# Supplied information
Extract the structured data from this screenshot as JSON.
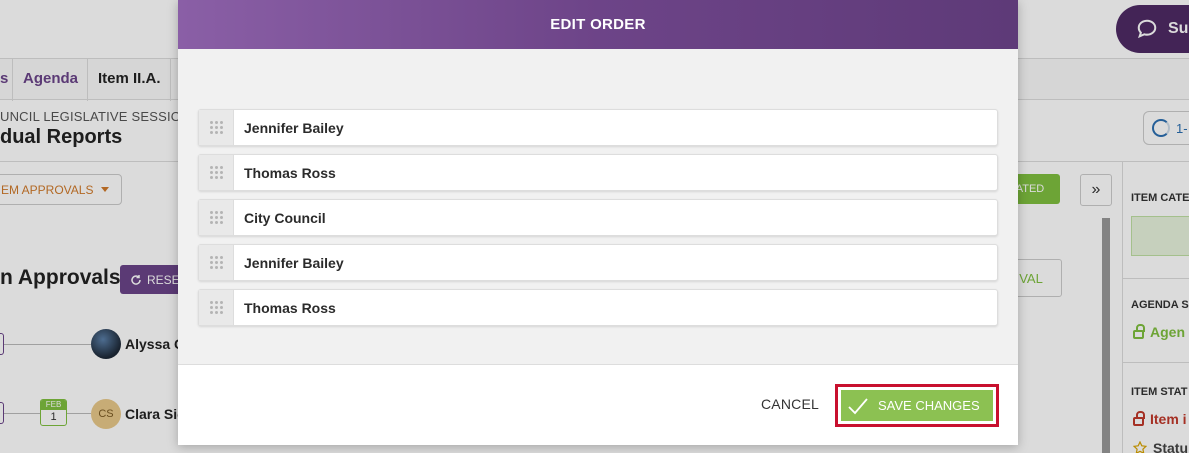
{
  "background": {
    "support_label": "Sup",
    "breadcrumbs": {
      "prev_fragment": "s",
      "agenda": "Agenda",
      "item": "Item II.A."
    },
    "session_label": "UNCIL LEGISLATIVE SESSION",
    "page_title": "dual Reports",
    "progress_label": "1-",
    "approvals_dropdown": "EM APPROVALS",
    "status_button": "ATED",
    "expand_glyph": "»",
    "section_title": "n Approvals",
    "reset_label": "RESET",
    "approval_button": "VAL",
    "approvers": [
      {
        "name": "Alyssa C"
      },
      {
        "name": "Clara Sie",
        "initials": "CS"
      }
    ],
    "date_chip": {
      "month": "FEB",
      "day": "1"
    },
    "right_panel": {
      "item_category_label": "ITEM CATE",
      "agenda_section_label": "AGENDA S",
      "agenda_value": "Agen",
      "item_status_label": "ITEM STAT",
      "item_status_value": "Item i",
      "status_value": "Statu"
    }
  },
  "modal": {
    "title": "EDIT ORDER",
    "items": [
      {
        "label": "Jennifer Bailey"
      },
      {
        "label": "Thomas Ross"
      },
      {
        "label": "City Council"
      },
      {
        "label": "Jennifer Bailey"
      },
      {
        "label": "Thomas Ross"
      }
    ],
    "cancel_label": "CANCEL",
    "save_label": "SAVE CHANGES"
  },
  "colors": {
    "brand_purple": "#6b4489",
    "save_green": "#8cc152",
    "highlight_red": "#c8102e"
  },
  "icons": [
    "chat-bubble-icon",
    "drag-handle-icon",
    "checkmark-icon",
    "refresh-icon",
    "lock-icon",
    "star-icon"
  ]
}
--
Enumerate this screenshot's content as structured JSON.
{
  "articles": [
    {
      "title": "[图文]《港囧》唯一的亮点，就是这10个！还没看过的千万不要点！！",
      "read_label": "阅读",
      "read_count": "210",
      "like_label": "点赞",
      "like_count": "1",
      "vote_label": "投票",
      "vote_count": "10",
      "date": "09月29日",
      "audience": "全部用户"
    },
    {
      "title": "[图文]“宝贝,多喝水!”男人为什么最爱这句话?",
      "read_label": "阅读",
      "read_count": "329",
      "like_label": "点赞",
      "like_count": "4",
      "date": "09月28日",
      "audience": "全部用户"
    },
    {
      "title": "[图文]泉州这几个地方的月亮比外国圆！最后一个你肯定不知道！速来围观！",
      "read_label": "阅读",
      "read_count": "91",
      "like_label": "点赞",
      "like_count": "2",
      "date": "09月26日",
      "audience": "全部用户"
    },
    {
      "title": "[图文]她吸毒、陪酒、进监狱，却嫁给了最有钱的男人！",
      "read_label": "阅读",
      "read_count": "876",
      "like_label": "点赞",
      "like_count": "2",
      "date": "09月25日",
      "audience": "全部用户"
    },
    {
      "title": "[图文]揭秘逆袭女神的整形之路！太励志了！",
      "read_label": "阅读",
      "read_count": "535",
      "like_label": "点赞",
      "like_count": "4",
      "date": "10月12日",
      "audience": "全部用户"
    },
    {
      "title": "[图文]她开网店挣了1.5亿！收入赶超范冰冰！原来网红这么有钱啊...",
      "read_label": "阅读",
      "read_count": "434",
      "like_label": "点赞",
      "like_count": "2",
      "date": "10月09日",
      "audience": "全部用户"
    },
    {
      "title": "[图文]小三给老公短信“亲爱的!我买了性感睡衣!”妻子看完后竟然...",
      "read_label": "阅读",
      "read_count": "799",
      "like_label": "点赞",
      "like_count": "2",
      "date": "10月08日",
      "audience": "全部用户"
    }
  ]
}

# Stated task
Where a line above includes "structured", copy that line.

# The result
Extract the structured data from this screenshot as JSON.
Enumerate this screenshot's content as structured JSON.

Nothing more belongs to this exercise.